**What you will do:**
Copy every line of the following data that includes the string "name".

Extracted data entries
|---|
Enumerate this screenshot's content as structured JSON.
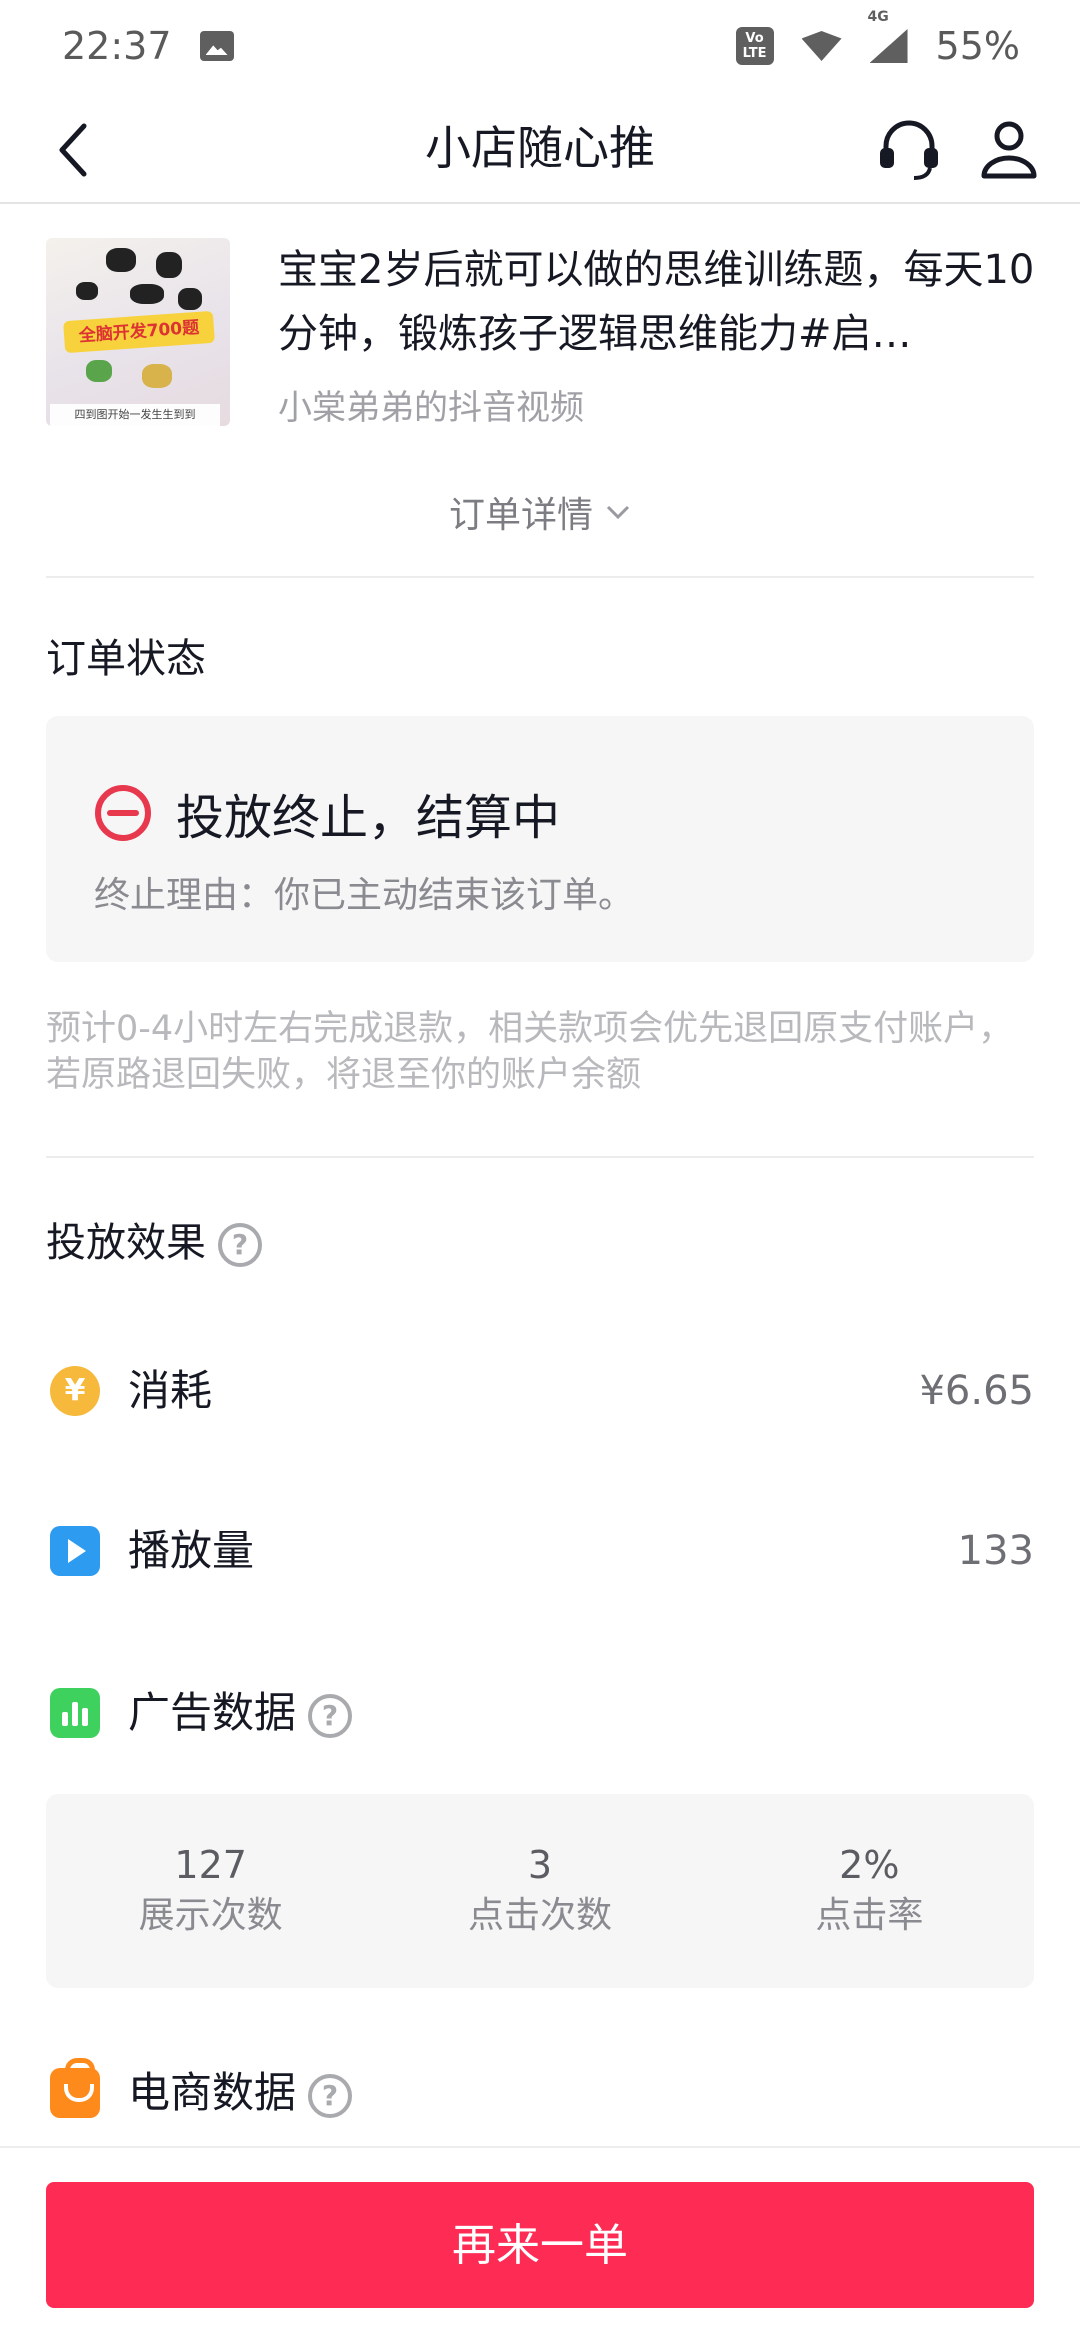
{
  "status_bar": {
    "time": "22:37",
    "volte": "Vo LTE",
    "network": "4G",
    "battery": "55%"
  },
  "header": {
    "title": "小店随心推"
  },
  "video": {
    "title": "宝宝2岁后就可以做的思维训练题，每天10分钟，锻炼孩子逻辑思维能力#启…",
    "author": "小棠弟弟的抖音视频",
    "thumbnail_badge": "全脑开发700题",
    "thumbnail_caption": "四到图开始一发生生到到"
  },
  "order_detail_label": "订单详情",
  "order_status": {
    "section_title": "订单状态",
    "main": "投放终止，结算中",
    "reason": "终止理由：你已主动结束该订单。"
  },
  "refund_note": "预计0-4小时左右完成退款，相关款项会优先退回原支付账户，若原路退回失败，将退至你的账户余额",
  "effect": {
    "section_title": "投放效果",
    "help": "?",
    "consume": {
      "icon": "yen-coin-icon",
      "symbol": "¥",
      "label": "消耗",
      "value": "¥6.65"
    },
    "plays": {
      "icon": "play-icon",
      "label": "播放量",
      "value": "133"
    },
    "ad_data": {
      "icon": "bar-chart-icon",
      "label": "广告数据",
      "stats": [
        {
          "value": "127",
          "label": "展示次数"
        },
        {
          "value": "3",
          "label": "点击次数"
        },
        {
          "value": "2%",
          "label": "点击率"
        }
      ]
    },
    "ecommerce": {
      "icon": "shopping-bag-icon",
      "label": "电商数据"
    }
  },
  "bottom": {
    "button_label": "再来一单"
  },
  "colors": {
    "brand": "#fe2c55",
    "stop_red": "#e8384e",
    "coin": "#f6b93b",
    "play": "#2d9bf0",
    "bars": "#3fd15d",
    "bag": "#ff8a1c"
  }
}
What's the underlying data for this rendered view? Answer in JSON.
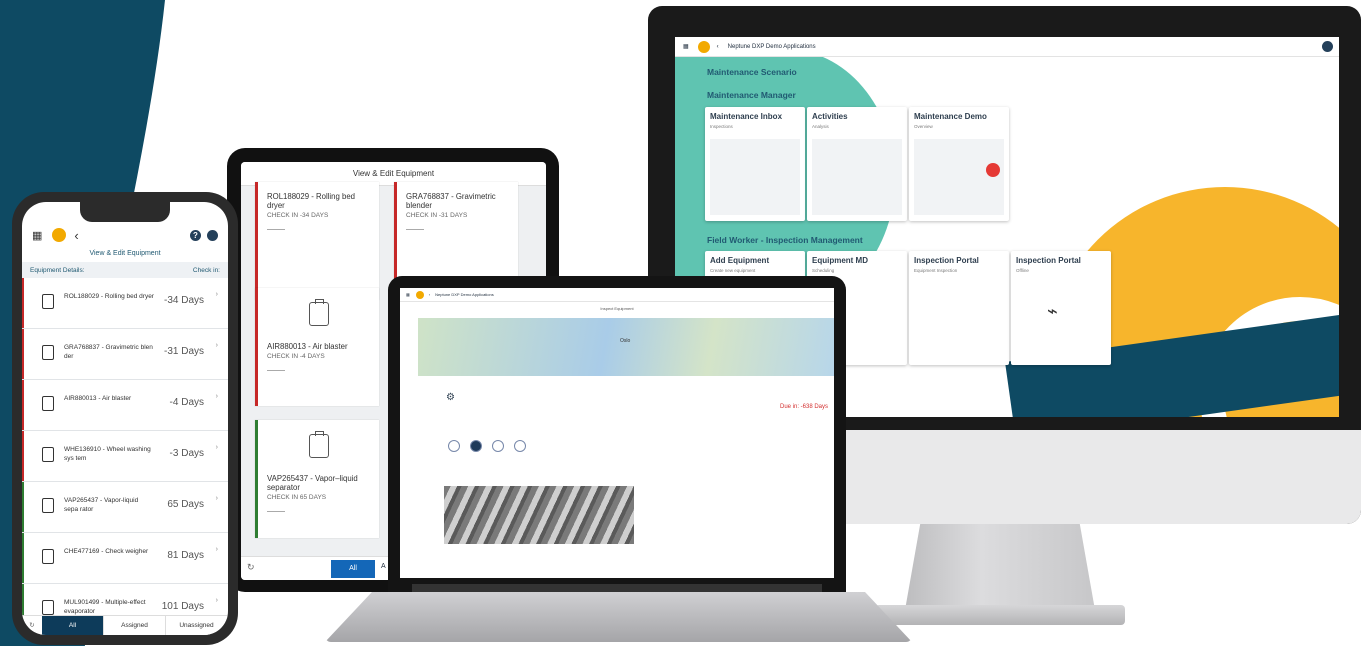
{
  "monitor": {
    "app_title": "Neptune DXP Demo Applications",
    "section_scenario": "Maintenance Scenario",
    "section_manager": "Maintenance Manager",
    "section_field": "Field Worker - Inspection Management",
    "tiles_manager": [
      {
        "title": "Maintenance Inbox",
        "subtitle": "Inspections"
      },
      {
        "title": "Activities",
        "subtitle": "Analysis"
      },
      {
        "title": "Maintenance Demo",
        "subtitle": "Overview"
      }
    ],
    "tiles_field": [
      {
        "title": "Add Equipment",
        "subtitle": "Create new equipment"
      },
      {
        "title": "Equipment MD",
        "subtitle": "Scheduling"
      },
      {
        "title": "Inspection Portal",
        "subtitle": "Equipment Inspection"
      },
      {
        "title": "Inspection Portal",
        "subtitle": "Offline"
      }
    ]
  },
  "tablet": {
    "title": "View & Edit Equipment",
    "cards": [
      {
        "name": "ROL188029 - Rolling bed dryer",
        "status": "CHECK IN -34 DAYS",
        "color": "#c62828"
      },
      {
        "name": "GRA768837 - Gravimetric blender",
        "status": "CHECK IN -31 DAYS",
        "color": "#c62828"
      },
      {
        "name": "AIR880013 - Air blaster",
        "status": "CHECK IN -4 DAYS",
        "color": "#c62828"
      },
      {
        "name": "VAP265437 - Vapor–liquid separator",
        "status": "CHECK IN 65 DAYS",
        "color": "#2e7d32"
      }
    ],
    "filter_all": "All",
    "filter_partial": "A"
  },
  "laptop": {
    "app_title": "Neptune DXP Demo Applications",
    "page_title": "Inspect Equipment",
    "map_label": "Oslo",
    "due": "Due in: -638 Days"
  },
  "phone": {
    "title": "View & Edit Equipment",
    "col_left": "Equipment Details:",
    "col_right": "Check in:",
    "rows": [
      {
        "text": "ROL188029 - Rolling bed dryer",
        "days": "-34 Days",
        "color": "#c62828"
      },
      {
        "text": "GRA768837 - Gravimetric blen der",
        "days": "-31 Days",
        "color": "#c62828"
      },
      {
        "text": "AIR880013 - Air blaster",
        "days": "-4 Days",
        "color": "#c62828"
      },
      {
        "text": "WHE136910 - Wheel washing sys tem",
        "days": "-3 Days",
        "color": "#c62828"
      },
      {
        "text": "VAP265437 - Vapor-liquid sepa rator",
        "days": "65 Days",
        "color": "#2e7d32"
      },
      {
        "text": "CHE477169 - Check weigher",
        "days": "81 Days",
        "color": "#2e7d32"
      },
      {
        "text": "MUL901499 - Multiple-effect evaporator",
        "days": "101 Days",
        "color": "#2e7d32"
      }
    ],
    "tabs": [
      "All",
      "Assigned",
      "Unassigned"
    ]
  },
  "colors": {
    "navy": "#0e4a63",
    "teal": "#5fc4b1",
    "orange": "#f7b52c"
  }
}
|---|
**Response for this exercise:**
        "name": "ROL188029 - Rolling bed dryer",
        "name": "GRA768837 - Gravimetric blender",
        "name": "AIR880013 - Air blaster",
        "name": "VAP265437 - Vapor–liquid separator",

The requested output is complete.